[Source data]

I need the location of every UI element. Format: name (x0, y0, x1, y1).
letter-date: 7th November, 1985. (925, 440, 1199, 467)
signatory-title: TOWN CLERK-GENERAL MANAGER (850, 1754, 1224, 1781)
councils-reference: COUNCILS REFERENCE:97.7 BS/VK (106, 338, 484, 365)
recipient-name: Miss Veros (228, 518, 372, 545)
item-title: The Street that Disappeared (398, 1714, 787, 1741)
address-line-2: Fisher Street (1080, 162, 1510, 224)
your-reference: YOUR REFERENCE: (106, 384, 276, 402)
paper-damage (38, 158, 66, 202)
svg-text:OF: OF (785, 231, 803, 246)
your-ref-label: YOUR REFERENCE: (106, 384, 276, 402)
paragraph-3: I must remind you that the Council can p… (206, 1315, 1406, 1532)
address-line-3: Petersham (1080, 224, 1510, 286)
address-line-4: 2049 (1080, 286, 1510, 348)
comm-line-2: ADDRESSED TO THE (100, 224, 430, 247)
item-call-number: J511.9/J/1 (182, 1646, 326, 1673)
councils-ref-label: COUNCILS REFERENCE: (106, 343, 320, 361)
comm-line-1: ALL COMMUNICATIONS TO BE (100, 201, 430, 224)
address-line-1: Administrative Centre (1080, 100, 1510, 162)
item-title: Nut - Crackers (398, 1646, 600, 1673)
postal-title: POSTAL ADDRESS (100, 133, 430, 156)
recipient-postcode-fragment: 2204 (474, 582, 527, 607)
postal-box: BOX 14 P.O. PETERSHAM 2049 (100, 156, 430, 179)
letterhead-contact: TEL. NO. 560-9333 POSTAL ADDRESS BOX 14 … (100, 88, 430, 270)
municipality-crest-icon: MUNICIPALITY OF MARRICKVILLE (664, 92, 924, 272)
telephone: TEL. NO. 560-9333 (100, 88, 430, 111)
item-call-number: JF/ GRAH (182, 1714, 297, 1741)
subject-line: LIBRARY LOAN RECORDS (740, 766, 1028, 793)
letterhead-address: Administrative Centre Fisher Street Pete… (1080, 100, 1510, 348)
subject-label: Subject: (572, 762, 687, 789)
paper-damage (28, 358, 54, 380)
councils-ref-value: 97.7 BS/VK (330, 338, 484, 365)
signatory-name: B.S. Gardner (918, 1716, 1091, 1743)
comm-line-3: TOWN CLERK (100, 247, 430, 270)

*What is needed*
Can you return, unchanged, every line from the start of the source data down to and including the line that contains "address-line-3: Petersham (1080, 224, 1510, 286)"?

*The solution*
I need the location of every UI element. Format: name (x0, y0, x1, y1).
letter-date: 7th November, 1985. (925, 440, 1199, 467)
signatory-title: TOWN CLERK-GENERAL MANAGER (850, 1754, 1224, 1781)
councils-reference: COUNCILS REFERENCE:97.7 BS/VK (106, 338, 484, 365)
recipient-name: Miss Veros (228, 518, 372, 545)
item-title: The Street that Disappeared (398, 1714, 787, 1741)
address-line-2: Fisher Street (1080, 162, 1510, 224)
your-reference: YOUR REFERENCE: (106, 384, 276, 402)
paper-damage (38, 158, 66, 202)
svg-text:OF: OF (785, 231, 803, 246)
your-ref-label: YOUR REFERENCE: (106, 384, 276, 402)
paragraph-3: I must remind you that the Council can p… (206, 1315, 1406, 1532)
address-line-3: Petersham (1080, 224, 1510, 286)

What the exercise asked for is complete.